• **EXCERPT TO READ**:
⁂

Set menus (=reports) can be made by pulling each menu from the rack (=raw dataset) into each tray (=different tables or sheets).

Previously on...

In my previous article, I shared why having standardized data/value is important when it comes to data management/analysis.

Even though it doesn’t sound like a ground-breaking rule, you may find a bunch of documents, reports, and fields in your school’s data management system — whether it is Sunapsis, PeopleSoft, Slate, Salesforce, Terra Dotta, etc—that have too many ways to say one thing.

It took more than one year for me to create queries, fields, reports and standardize values to better manage the data in my office. (I use Slate, let me know if you’d like to see details about how I utilized Slate to systemize the process and standardized data)

That being said, the time that I spent building the foundation for better data management/analysis was totally worth it.

It allowed me not only to survive each semester but to save time to do the same job in the future terms and have a better picture of the recruitment, enrollment, retention, and student support programs at my current institution.

⁂

• **RAW DATA**:

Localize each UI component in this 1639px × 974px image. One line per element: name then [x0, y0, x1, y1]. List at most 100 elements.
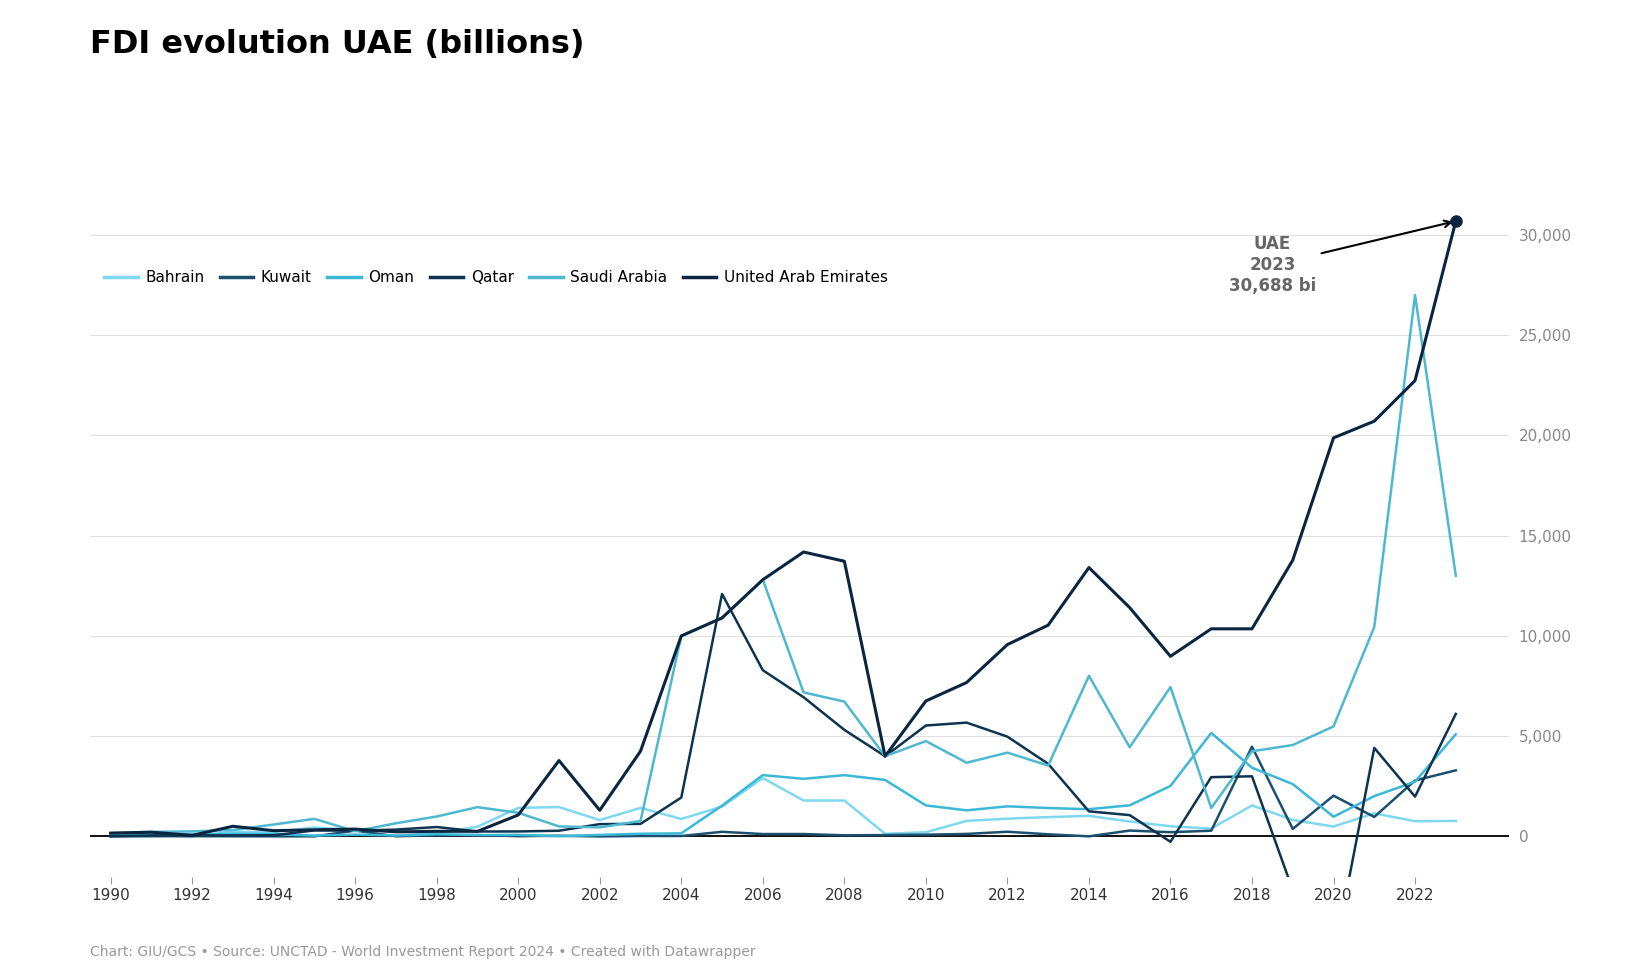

⁂

• **CHALLENGES**:
[1] Answer these questions about the data management excerpt:
(a) How long did it take the writer to create queries, fields, reports and standardized values?
(b) Which system does the writer use?
(c) In the opening comparison, what stands for the raw dataset?
[2] Which school data management systems does the data management excerpt name?
[3] Return the part of the data management excerpt between "Even though it" and "totally worth it.", inclusive.
Answer only from the data management excerpt.

• **RESPONSES IN ORDER**:
[1]
(a) More than one year
(b) Slate
(c) The rack

[2] Sunapsis, PeopleSoft, Slate, Salesforce, Terra Dotta

[3]
Even though it doesn’t sound like a ground-breaking rule, you may find a bunch of documents, reports, and fields in your school’s data management system — whether it is Sunapsis, PeopleSoft, Slate, Salesforce, Terra Dotta, etc—that have too many ways to say one thing.

It took more than one year for me to create queries, fields, reports and standardize values to better manage the data in my office. (I use Slate, let me know if you’d like to see details about how I utilized Slate to systemize the process and standardized data)

That being said, the time that I spent building the foundation for better data management/analysis was totally worth it.